(WHAT YOU WILL DO):
Repeat the data that follows, word for word, without the images.

(Data records)
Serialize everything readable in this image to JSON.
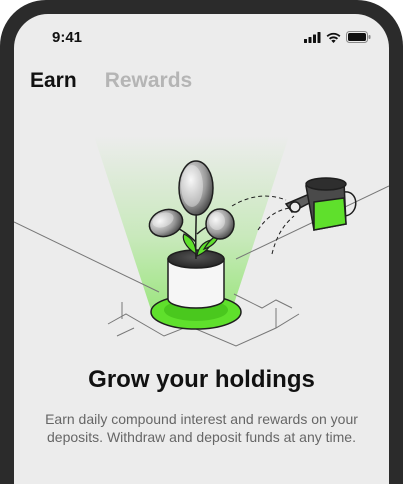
{
  "status_bar": {
    "time": "9:41",
    "icons": [
      "signal-icon",
      "wifi-icon",
      "battery-icon"
    ]
  },
  "tabs": [
    {
      "label": "Earn",
      "active": true
    },
    {
      "label": "Rewards",
      "active": false
    }
  ],
  "hero": {
    "illustration": "plant-growing-coins-watering-can",
    "title": "Grow your holdings",
    "description": "Earn daily compound interest and rewards on your deposits. Withdraw and deposit funds at any time."
  },
  "colors": {
    "accent": "#5fe02c",
    "background": "#ececec",
    "frame": "#2b2b2b",
    "text_primary": "#111111",
    "text_muted": "#666666",
    "tab_inactive": "#b5b5b5"
  }
}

(ANSWER TO THIS PROBLEM):
Serialize everything readable in this image to JSON.
{
  "status_bar": {
    "time": "9:41",
    "icons": [
      "signal-icon",
      "wifi-icon",
      "battery-icon"
    ]
  },
  "tabs": [
    {
      "label": "Earn",
      "active": true
    },
    {
      "label": "Rewards",
      "active": false
    }
  ],
  "hero": {
    "illustration": "plant-growing-coins-watering-can",
    "title": "Grow your holdings",
    "description": "Earn daily compound interest and rewards on your deposits. Withdraw and deposit funds at any time."
  },
  "colors": {
    "accent": "#5fe02c",
    "background": "#ececec",
    "frame": "#2b2b2b",
    "text_primary": "#111111",
    "text_muted": "#666666",
    "tab_inactive": "#b5b5b5"
  }
}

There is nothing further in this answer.